The Disabled Students’ Union reached out in an effort to provide more opportunities for students with disabilities to participate in the social and academic life of the community. In 1972 they formed the Center for Independent Living (CIL), which became a model for independent living centers throughout the United States and the world. Run by and for people with disabilities, CIL provides a wide range of services.  

Another function of CIL has been to advocate for rights of disabled people. One of its early successes was coordination with the city of Berkeley to create curb cuts. This turned out to be a boon not only to wheelchair users but also to mothers pushing baby strollers and these days is much appreciated by people using the ubiquitous roller bags. It’s hard now to imagine what it was like for a person in a wheelchair being downtown and having to find a way to get from the street onto the sidewalk just to go into a store or the library or a movie.  

Ed Roberts’ long-time friend and colleague Joan Leon recalls, “Ed always said that we learned from the women’s movement, from the civil rights movement, (and) we learned from Saul Alinsky.”  

The Independent Living Movement grew into the Disability Rights Movement, which ultimately resulted in achieving congressional passage of the Americans with Disabilities Act (ADA) in 1990. 

Roberts was a charismatic and eloquent speaker and an astute politician. In 1975 then-Governor Jerry Brown appointed him director of the California Department of Rehabilitation. There was a nice irony in this since in 1961 that same agency had refused to provide services for Ed because they determined that he was too severely disabled and would never be employable. During the eight years he served in that position, he spurred the establishment of other CILs and the provision of rehabilitation services in other areas of the country. 

With the end of Brown’s term in office, Ed and his colleagues, Joan Leon and Judy Heumann, began to seek funding to establish a new organization with still broader outreach. In 1983 they founded the World Institute on Disability (WID) in Oakland. More than a think tank, WID defines itself as a “nonprofit public policy, research and training center dedicated to creating awareness and bringing about policy changes regarding how society views and treats people with disabilities.” 

In 1985 Ed Roberts received a MacArthur Foundation “genius” award. As president of WID he traveled all over the world, advocating and influencing the lives of people with disabilities. He was featured on “60 Minutes” and other news shows. He died in 1995 leaving a legacy of organizing and activism in the true Berkeley tradition.  

Roberts’ mother, Zona Roberts, reflects that “it’s gratifying after all the work that he did ... to think of the people who used to feel sorry for the ‘poor little crippled kid’ ... and he grew up and matured and learned how to do politics and (accomplish) things he really believed in.”  

His work has affected “families, the community, the city—and the world,” she said. 

The Ed Roberts Campus will bring together WID and CIL and other agencies that provide services for people with disabilities. The building will house a youth sports program, technology services, legal services and a program focused on families dealing with disabilities. The plans include meeting rooms, a fitness center and cafe, and a child development center, and more will be added as needs develop.  

The design of the building is unique, incorporating a plethora of features that make it completely accessible for people of all shapes and physical and mental abilities. Its location, right at a transit hub, is also a significant advantage.  

In the words of Joan Leon, “There’s no organization like it in the world.”

- **DIRECTIONS**:
(a) According to the passage on Ed Roberts, in what year did he receive a MacArthur Foundation "genius" award?
(b) In the passage on Ed Roberts, write out the part starting at "The Ed Roberts" and ending at "as needs develop." again, substituting "swimming pool" for "fitness center".
The material that comes next is not needed for any of this.

- **DATASET EXTRACT**:
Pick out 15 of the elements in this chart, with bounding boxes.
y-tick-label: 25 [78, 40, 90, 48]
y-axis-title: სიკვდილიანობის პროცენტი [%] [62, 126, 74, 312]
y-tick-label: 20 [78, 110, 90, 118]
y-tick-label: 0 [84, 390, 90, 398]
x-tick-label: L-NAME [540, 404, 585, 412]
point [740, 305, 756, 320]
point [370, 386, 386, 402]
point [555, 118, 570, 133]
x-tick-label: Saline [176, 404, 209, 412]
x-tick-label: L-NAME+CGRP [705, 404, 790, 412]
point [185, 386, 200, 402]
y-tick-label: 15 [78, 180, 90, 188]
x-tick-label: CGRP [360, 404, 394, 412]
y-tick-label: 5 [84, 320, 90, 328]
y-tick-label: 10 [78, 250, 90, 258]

- **SOLUTIONS FOR EACH TASK**:
(a) 1985

(b)
The Ed Roberts Campus will bring together WID and CIL and other agencies that provide services for people with disabilities. The building will house a youth sports program, technology services, legal services and a program focused on families dealing with disabilities. The plans include meeting rooms, a swimming pool and cafe, and a child development center, and more will be added as needs develop.